■ OBJECTIVE ■
Extract every line below that contains the word "improvements".

■ DATA FOR THIS EXERCISE ■
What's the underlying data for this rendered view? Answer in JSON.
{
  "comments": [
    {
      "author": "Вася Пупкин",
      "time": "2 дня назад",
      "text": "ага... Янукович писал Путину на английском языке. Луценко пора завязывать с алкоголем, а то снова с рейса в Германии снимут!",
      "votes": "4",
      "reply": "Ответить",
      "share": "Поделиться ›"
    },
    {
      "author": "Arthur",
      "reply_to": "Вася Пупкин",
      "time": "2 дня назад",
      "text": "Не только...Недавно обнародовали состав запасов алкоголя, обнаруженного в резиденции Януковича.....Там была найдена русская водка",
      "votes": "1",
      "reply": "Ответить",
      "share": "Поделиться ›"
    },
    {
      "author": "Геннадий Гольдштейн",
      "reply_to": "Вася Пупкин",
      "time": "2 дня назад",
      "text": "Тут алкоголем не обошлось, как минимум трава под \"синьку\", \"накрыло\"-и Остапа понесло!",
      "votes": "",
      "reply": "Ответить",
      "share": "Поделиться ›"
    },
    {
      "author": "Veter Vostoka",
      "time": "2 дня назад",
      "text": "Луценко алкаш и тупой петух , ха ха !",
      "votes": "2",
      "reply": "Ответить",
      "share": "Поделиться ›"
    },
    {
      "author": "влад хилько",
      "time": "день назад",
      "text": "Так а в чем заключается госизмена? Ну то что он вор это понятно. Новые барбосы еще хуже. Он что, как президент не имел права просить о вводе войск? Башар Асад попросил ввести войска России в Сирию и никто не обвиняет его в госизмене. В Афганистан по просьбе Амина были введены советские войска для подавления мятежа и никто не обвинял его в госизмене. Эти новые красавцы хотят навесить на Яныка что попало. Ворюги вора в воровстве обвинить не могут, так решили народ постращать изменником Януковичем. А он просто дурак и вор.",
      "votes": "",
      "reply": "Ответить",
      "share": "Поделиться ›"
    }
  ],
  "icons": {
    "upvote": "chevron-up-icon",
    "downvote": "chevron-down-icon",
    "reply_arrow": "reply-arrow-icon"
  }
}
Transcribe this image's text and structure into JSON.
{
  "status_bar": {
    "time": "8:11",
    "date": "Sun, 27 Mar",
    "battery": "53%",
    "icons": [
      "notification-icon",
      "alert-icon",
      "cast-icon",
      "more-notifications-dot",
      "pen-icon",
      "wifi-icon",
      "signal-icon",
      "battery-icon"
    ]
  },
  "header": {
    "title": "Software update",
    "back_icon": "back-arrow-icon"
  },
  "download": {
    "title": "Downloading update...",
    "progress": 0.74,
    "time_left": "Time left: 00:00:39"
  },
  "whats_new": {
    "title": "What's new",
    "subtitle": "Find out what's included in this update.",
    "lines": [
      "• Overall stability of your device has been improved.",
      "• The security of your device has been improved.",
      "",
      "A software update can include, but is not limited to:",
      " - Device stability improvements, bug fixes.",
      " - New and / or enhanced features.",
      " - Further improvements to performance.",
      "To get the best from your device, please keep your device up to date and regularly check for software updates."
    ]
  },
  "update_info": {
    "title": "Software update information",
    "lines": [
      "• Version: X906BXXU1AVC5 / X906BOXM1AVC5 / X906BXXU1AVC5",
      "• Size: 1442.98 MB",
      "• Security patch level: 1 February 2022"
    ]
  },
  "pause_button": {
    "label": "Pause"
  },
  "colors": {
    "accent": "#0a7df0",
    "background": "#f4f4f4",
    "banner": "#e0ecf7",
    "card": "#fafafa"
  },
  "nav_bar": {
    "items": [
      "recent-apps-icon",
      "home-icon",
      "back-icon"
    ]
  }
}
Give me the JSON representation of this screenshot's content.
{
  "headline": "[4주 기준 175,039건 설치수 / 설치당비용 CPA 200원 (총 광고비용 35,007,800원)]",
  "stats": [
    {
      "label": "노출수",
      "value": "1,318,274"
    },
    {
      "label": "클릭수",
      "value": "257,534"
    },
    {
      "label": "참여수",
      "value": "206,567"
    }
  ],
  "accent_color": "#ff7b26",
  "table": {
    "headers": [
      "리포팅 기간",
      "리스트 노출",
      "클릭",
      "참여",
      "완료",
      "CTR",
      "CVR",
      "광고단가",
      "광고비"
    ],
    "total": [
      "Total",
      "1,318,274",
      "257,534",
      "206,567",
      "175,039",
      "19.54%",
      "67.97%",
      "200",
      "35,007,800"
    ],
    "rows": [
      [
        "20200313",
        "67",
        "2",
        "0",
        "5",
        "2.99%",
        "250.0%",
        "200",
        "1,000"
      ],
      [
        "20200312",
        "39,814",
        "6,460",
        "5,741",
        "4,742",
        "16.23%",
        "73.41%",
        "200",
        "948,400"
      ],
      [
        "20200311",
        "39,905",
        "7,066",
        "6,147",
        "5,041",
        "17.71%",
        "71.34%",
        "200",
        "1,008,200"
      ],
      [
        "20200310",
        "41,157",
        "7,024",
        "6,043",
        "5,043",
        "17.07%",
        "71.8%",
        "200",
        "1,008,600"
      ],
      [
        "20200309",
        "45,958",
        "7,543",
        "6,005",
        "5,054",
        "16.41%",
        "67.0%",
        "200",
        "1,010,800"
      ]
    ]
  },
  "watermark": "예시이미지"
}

■ ANSWER FOR THIS EXERCISE ■
      " - Device stability improvements, bug fixes.",
      " - Further improvements to performance.",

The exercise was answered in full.